▶ [TASK DESCRIPTION]: Look through the records that follow. Copy every line containing the word "בתאריך".

▶ [Collected data]:
※ ※ ※

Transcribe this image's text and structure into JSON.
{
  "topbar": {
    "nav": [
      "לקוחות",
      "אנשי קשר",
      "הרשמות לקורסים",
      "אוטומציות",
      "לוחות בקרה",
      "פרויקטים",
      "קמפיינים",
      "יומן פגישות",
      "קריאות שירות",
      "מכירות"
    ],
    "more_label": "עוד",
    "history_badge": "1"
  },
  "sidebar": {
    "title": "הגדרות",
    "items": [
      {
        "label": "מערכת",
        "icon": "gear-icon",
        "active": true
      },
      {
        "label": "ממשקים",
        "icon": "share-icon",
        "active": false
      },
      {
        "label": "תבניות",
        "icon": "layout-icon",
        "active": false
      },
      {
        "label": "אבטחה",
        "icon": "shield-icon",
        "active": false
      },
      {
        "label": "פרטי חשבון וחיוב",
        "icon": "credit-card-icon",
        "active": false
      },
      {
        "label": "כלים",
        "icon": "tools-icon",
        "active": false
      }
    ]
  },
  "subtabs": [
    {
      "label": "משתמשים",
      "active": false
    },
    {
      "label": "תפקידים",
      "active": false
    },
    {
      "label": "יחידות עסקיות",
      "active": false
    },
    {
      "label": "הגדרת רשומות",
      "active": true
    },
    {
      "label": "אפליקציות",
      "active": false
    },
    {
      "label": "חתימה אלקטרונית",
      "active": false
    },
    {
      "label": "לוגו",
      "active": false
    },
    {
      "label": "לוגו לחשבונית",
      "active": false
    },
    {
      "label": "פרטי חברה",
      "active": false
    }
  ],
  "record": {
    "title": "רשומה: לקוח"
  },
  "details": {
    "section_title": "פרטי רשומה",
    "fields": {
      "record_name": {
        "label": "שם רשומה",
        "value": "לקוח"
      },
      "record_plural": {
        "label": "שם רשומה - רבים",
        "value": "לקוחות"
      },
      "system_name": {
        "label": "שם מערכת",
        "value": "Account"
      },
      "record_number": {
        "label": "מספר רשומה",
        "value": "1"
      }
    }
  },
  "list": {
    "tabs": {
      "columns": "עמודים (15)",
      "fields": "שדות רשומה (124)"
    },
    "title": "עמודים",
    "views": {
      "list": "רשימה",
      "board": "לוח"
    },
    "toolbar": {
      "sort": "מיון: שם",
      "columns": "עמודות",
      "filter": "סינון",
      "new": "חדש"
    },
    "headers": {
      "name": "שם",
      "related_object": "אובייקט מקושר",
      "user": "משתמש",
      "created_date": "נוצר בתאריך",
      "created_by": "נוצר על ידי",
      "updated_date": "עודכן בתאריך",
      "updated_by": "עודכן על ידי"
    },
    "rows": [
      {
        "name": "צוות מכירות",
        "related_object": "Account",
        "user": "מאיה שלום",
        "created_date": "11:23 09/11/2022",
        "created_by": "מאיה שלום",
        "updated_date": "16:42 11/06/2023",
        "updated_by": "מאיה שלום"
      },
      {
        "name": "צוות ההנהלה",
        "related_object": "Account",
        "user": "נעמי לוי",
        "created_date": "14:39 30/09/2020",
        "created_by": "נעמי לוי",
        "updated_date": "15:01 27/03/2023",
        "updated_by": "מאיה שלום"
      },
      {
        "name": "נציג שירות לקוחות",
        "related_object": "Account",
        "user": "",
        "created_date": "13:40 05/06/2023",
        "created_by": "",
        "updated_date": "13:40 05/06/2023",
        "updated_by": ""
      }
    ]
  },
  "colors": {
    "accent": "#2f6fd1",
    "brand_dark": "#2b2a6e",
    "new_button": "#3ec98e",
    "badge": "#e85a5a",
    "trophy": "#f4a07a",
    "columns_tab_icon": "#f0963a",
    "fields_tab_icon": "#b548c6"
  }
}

※ ※ ※

▶ [SOLUTION]:
      "created_date": "נוצר בתאריך",
      "updated_date": "עודכן בתאריך",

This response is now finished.